--- ENTRIES PROVIDED ---
= = = = = = =

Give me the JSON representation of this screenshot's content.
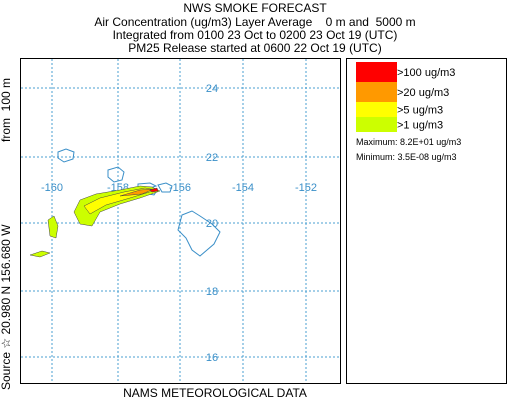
{
  "header": {
    "title": "NWS SMOKE FORECAST",
    "lines": [
      "Air Concentration (ug/m3) Layer Average    0 m and  5000 m",
      "Integrated from 0100 23 Oct to 0200 23 Oct 19 (UTC)",
      "PM25 Release started at 0600 22 Oct 19 (UTC)"
    ]
  },
  "map": {
    "lat_labels": [
      "24",
      "22",
      "20",
      "18",
      "16"
    ],
    "lon_labels": [
      "-160",
      "-158",
      "-156",
      "-154",
      "-152"
    ]
  },
  "legend": {
    "items": [
      {
        "label": ">100 ug/m3",
        "color": "#ff0000"
      },
      {
        "label": ">20 ug/m3",
        "color": "#ff9900"
      },
      {
        "label": ">5 ug/m3",
        "color": "#ffff00"
      },
      {
        "label": ">1 ug/m3",
        "color": "#ccff00"
      }
    ],
    "maximum": "Maximum: 8.2E+01 ug/m3",
    "minimum": "Minimum: 3.5E-08 ug/m3"
  },
  "side_label": {
    "source": "Source ☆ 20.980 N 156.680 W",
    "height": "from  100 m"
  },
  "footer": "NAMS METEOROLOGICAL DATA"
}
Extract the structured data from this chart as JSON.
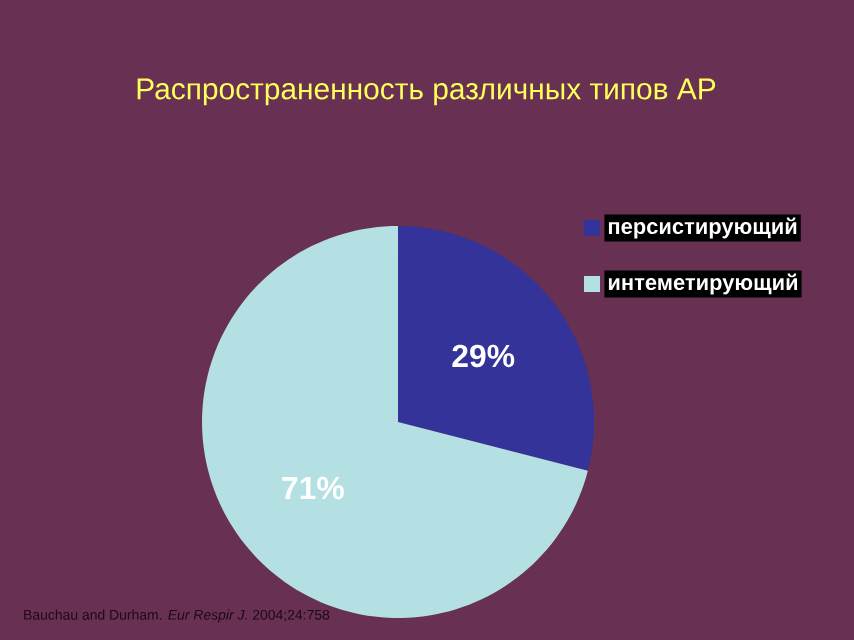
{
  "chart_data": {
    "type": "pie",
    "title": "Распространенность различных типов АР",
    "categories": [
      "персистирующий",
      "интеметирующий"
    ],
    "values": [
      29,
      71
    ],
    "colors": [
      "#333399",
      "#b4e0e4"
    ],
    "value_labels": [
      "29%",
      "71%"
    ],
    "legend": "right",
    "annotations": [
      "Bauchau and Durham. *Eur Respir J.* 2004;24:758"
    ]
  }
}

= = = = = = =

--- STATED EXERCISE ---
Return the records exactly. Don't carry the pictures over.

--- WRITTEN RESPONSE ---
Give me the JSON representation of this screenshot's content.
{
  "header": {
    "title": "NWS SMOKE FORECAST",
    "lines": [
      "Air Concentration (ug/m3) Layer Average    0 m and  5000 m",
      "Integrated from 0100 23 Oct to 0200 23 Oct 19 (UTC)",
      "PM25 Release started at 0600 22 Oct 19 (UTC)"
    ]
  },
  "map": {
    "lat_labels": [
      "24",
      "22",
      "20",
      "18",
      "16"
    ],
    "lon_labels": [
      "-160",
      "-158",
      "-156",
      "-154",
      "-152"
    ]
  },
  "legend": {
    "items": [
      {
        "label": ">100 ug/m3",
        "color": "#ff0000"
      },
      {
        "label": ">20 ug/m3",
        "color": "#ff9900"
      },
      {
        "label": ">5 ug/m3",
        "color": "#ffff00"
      },
      {
        "label": ">1 ug/m3",
        "color": "#ccff00"
      }
    ],
    "maximum": "Maximum: 8.2E+01 ug/m3",
    "minimum": "Minimum: 3.5E-08 ug/m3"
  },
  "side_label": {
    "source": "Source ☆ 20.980 N 156.680 W",
    "height": "from  100 m"
  },
  "footer": "NAMS METEOROLOGICAL DATA"
}
Extract the structured data from this chart as JSON.
{
  "chart_data": {
    "type": "pie",
    "title": "Распространенность различных типов АР",
    "categories": [
      "персистирующий",
      "интеметирующий"
    ],
    "values": [
      29,
      71
    ],
    "colors": [
      "#333399",
      "#b4e0e4"
    ],
    "value_labels": [
      "29%",
      "71%"
    ],
    "legend": "right",
    "annotations": [
      "Bauchau and Durham. *Eur Respir J.* 2004;24:758"
    ]
  }
}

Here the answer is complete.